WORK TO BE COMPLETED
Write the records out again, keeping each line exactly as it is.
— BEGIN DATA EXCERPTS —
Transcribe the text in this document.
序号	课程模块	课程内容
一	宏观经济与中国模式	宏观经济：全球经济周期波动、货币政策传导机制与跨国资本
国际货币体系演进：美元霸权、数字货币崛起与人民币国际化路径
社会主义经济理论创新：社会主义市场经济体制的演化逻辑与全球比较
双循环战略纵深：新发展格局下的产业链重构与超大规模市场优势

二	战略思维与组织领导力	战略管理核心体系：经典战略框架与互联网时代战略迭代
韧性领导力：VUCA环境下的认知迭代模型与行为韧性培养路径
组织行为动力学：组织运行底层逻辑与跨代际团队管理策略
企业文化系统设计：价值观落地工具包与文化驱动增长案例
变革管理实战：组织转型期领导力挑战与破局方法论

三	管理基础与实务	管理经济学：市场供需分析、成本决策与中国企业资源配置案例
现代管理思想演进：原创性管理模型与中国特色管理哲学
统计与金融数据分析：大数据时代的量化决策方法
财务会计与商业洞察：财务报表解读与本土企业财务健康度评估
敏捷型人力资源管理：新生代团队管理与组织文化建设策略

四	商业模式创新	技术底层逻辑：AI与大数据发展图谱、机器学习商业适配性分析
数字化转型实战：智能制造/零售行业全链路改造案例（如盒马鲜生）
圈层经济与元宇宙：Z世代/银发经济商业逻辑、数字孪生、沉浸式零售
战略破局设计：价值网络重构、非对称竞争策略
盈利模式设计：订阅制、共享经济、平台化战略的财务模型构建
— END DATA EXCERPTS —
COMPLETE ANSWER
Transcribe the text in this document.
序号	课程模块	课程内容
一	宏观经济与中国模式	宏观经济：全球经济周期波动、货币政策传导机制与跨国资本
国际货币体系演进：美元霸权、数字货币崛起与人民币国际化路径
社会主义经济理论创新：社会主义市场经济体制的演化逻辑与全球比较
双循环战略纵深：新发展格局下的产业链重构与超大规模市场优势

二	战略思维与组织领导力	战略管理核心体系：经典战略框架与互联网时代战略迭代
韧性领导力：VUCA环境下的认知迭代模型与行为韧性培养路径
组织行为动力学：组织运行底层逻辑与跨代际团队管理策略
企业文化系统设计：价值观落地工具包与文化驱动增长案例
变革管理实战：组织转型期领导力挑战与破局方法论

三	管理基础与实务	管理经济学：市场供需分析、成本决策与中国企业资源配置案例
现代管理思想演进：原创性管理模型与中国特色管理哲学
统计与金融数据分析：大数据时代的量化决策方法
财务会计与商业洞察：财务报表解读与本土企业财务健康度评估
敏捷型人力资源管理：新生代团队管理与组织文化建设策略

四	商业模式创新	技术底层逻辑：AI与大数据发展图谱、机器学习商业适配性分析
数字化转型实战：智能制造/零售行业全链路改造案例（如盒马鲜生）
圈层经济与元宇宙：Z世代/银发经济商业逻辑、数字孪生、沉浸式零售
战略破局设计：价值网络重构、非对称竞争策略
盈利模式设计：订阅制、共享经济、平台化战略的财务模型构建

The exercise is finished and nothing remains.